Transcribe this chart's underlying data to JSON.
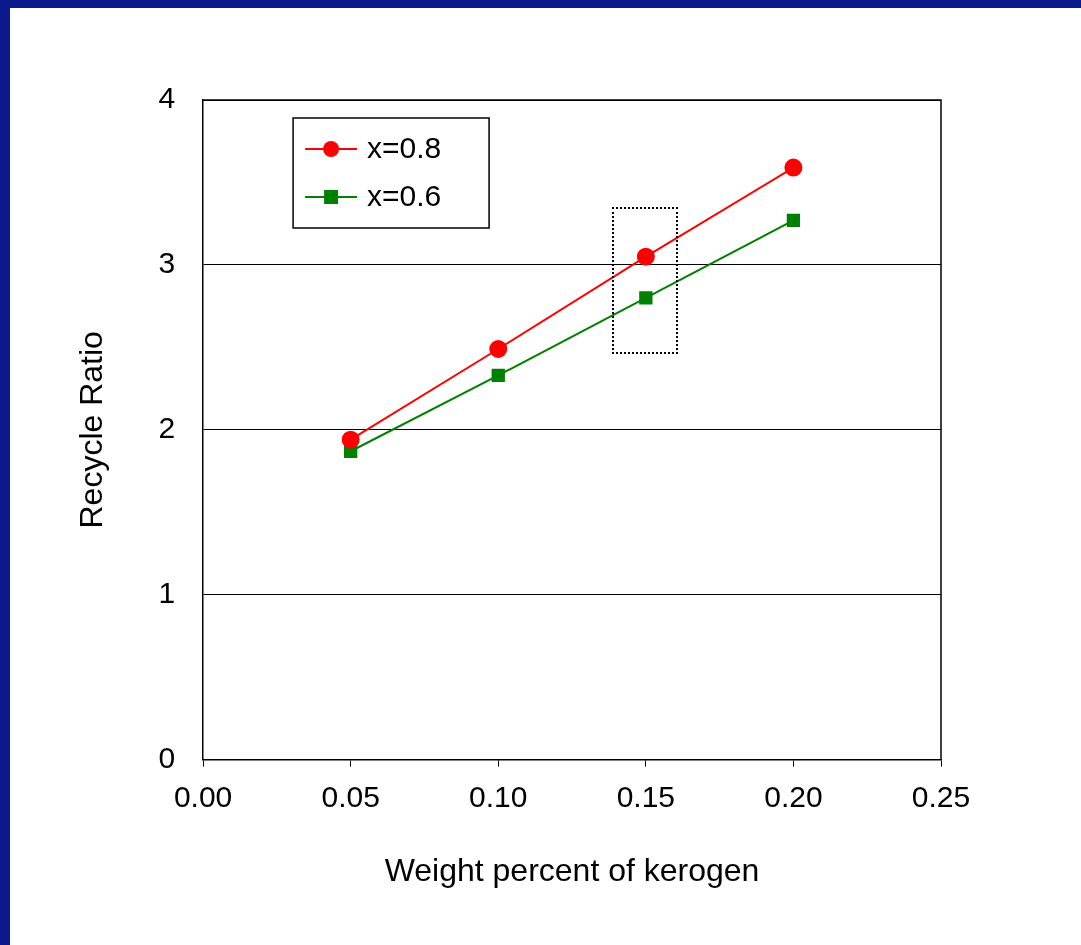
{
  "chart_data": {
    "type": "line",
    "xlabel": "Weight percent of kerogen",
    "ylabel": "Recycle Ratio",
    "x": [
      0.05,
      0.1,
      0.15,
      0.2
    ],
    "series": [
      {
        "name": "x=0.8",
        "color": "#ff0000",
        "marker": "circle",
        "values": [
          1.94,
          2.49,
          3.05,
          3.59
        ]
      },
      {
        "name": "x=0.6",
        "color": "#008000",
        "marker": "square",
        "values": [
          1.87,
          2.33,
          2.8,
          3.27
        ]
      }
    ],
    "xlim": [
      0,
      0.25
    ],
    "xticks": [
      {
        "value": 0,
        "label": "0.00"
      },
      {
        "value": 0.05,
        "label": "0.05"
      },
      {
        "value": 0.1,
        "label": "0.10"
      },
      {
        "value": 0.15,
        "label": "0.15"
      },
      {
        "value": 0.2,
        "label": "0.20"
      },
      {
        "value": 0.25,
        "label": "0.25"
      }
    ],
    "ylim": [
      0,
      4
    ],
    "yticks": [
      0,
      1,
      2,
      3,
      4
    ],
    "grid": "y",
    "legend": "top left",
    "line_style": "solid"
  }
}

•••

Requirements: Each entry above is to be written out again unchanged, apart from the pictures, which are left out.

Task solution:
Transcribe this chart's underlying data to JSON.
{
  "chart_data": {
    "type": "line",
    "xlabel": "Weight percent of kerogen",
    "ylabel": "Recycle Ratio",
    "x": [
      0.05,
      0.1,
      0.15,
      0.2
    ],
    "series": [
      {
        "name": "x=0.8",
        "color": "#ff0000",
        "marker": "circle",
        "values": [
          1.94,
          2.49,
          3.05,
          3.59
        ]
      },
      {
        "name": "x=0.6",
        "color": "#008000",
        "marker": "square",
        "values": [
          1.87,
          2.33,
          2.8,
          3.27
        ]
      }
    ],
    "xlim": [
      0,
      0.25
    ],
    "xticks": [
      {
        "value": 0,
        "label": "0.00"
      },
      {
        "value": 0.05,
        "label": "0.05"
      },
      {
        "value": 0.1,
        "label": "0.10"
      },
      {
        "value": 0.15,
        "label": "0.15"
      },
      {
        "value": 0.2,
        "label": "0.20"
      },
      {
        "value": 0.25,
        "label": "0.25"
      }
    ],
    "ylim": [
      0,
      4
    ],
    "yticks": [
      0,
      1,
      2,
      3,
      4
    ],
    "grid": "y",
    "legend": "top left",
    "line_style": "solid"
  }
}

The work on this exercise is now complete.